*Dataset*
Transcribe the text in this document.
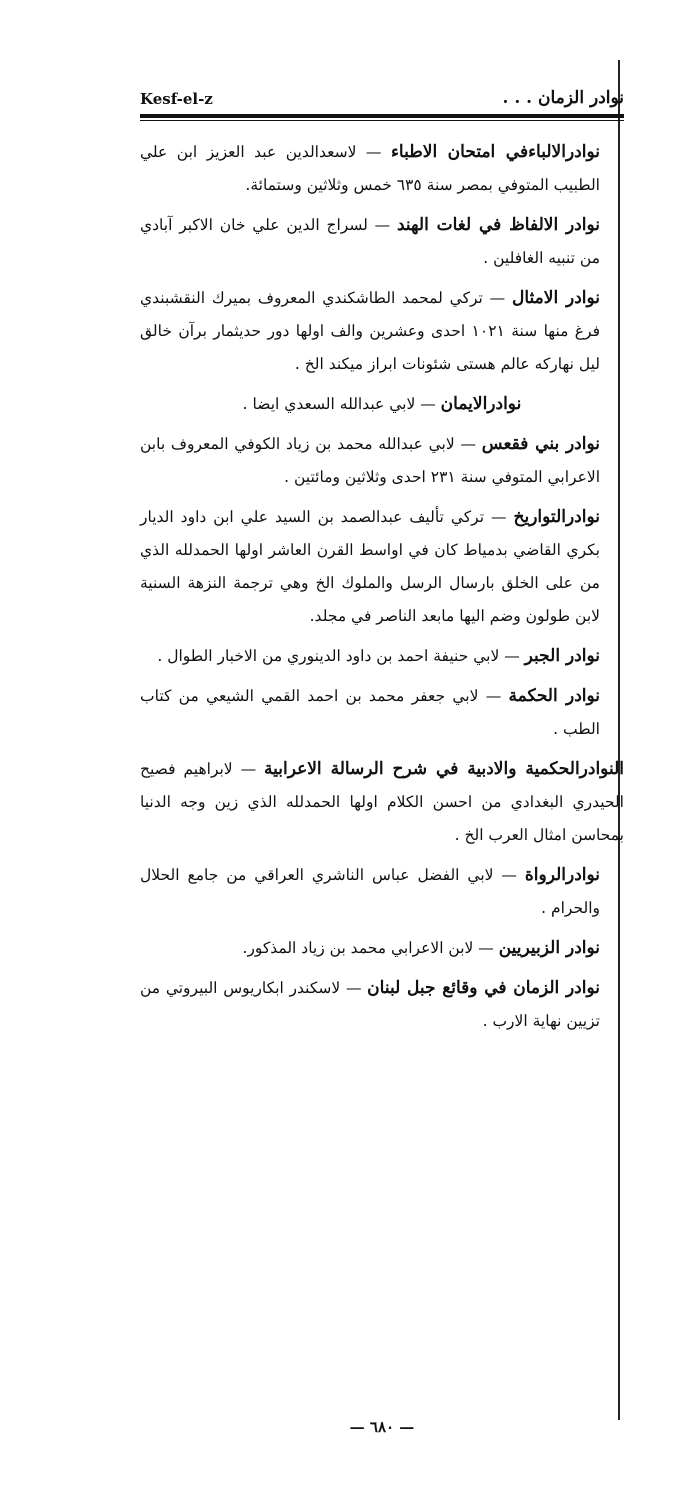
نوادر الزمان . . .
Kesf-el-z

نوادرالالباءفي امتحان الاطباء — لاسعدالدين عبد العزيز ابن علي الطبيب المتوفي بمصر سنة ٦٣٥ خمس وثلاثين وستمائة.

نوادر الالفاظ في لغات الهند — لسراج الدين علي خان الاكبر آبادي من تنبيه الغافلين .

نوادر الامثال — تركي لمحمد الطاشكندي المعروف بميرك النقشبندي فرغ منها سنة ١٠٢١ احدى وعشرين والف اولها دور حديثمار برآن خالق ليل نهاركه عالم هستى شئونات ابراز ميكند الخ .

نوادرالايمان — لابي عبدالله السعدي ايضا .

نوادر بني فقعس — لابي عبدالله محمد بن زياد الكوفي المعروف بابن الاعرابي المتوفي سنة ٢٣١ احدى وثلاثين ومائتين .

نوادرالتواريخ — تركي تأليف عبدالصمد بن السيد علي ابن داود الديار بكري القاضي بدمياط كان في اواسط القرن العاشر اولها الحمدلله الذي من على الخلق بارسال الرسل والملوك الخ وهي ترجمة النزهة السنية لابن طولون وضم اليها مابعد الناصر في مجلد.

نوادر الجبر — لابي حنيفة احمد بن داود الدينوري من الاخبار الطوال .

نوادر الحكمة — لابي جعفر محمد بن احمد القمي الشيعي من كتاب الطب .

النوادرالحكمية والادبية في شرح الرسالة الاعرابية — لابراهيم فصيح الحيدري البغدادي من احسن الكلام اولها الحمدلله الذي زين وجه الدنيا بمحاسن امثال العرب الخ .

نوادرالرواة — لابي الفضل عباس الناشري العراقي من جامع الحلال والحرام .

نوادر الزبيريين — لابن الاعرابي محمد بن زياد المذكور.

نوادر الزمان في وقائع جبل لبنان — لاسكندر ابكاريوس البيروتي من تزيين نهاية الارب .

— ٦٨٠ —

*Work instructions*
Quote the records above in full, dropping each picture.

*Completed exercise*
Transcribe the text in this document.
نوادر الزمان . . .
Kesf-el-z

نوادرالالباءفي امتحان الاطباء — لاسعدالدين عبد العزيز ابن علي الطبيب المتوفي بمصر سنة ٦٣٥ خمس وثلاثين وستمائة.

نوادر الالفاظ في لغات الهند — لسراج الدين علي خان الاكبر آبادي من تنبيه الغافلين .

نوادر الامثال — تركي لمحمد الطاشكندي المعروف بميرك النقشبندي فرغ منها سنة ١٠٢١ احدى وعشرين والف اولها دور حديثمار برآن خالق ليل نهاركه عالم هستى شئونات ابراز ميكند الخ .

نوادرالايمان — لابي عبدالله السعدي ايضا .

نوادر بني فقعس — لابي عبدالله محمد بن زياد الكوفي المعروف بابن الاعرابي المتوفي سنة ٢٣١ احدى وثلاثين ومائتين .

نوادرالتواريخ — تركي تأليف عبدالصمد بن السيد علي ابن داود الديار بكري القاضي بدمياط كان في اواسط القرن العاشر اولها الحمدلله الذي من على الخلق بارسال الرسل والملوك الخ وهي ترجمة النزهة السنية لابن طولون وضم اليها مابعد الناصر في مجلد.

نوادر الجبر — لابي حنيفة احمد بن داود الدينوري من الاخبار الطوال .

نوادر الحكمة — لابي جعفر محمد بن احمد القمي الشيعي من كتاب الطب .

النوادرالحكمية والادبية في شرح الرسالة الاعرابية — لابراهيم فصيح الحيدري البغدادي من احسن الكلام اولها الحمدلله الذي زين وجه الدنيا بمحاسن امثال العرب الخ .

نوادرالرواة — لابي الفضل عباس الناشري العراقي من جامع الحلال والحرام .

نوادر الزبيريين — لابن الاعرابي محمد بن زياد المذكور.

نوادر الزمان في وقائع جبل لبنان — لاسكندر ابكاريوس البيروتي من تزيين نهاية الارب .

— ٦٨٠ —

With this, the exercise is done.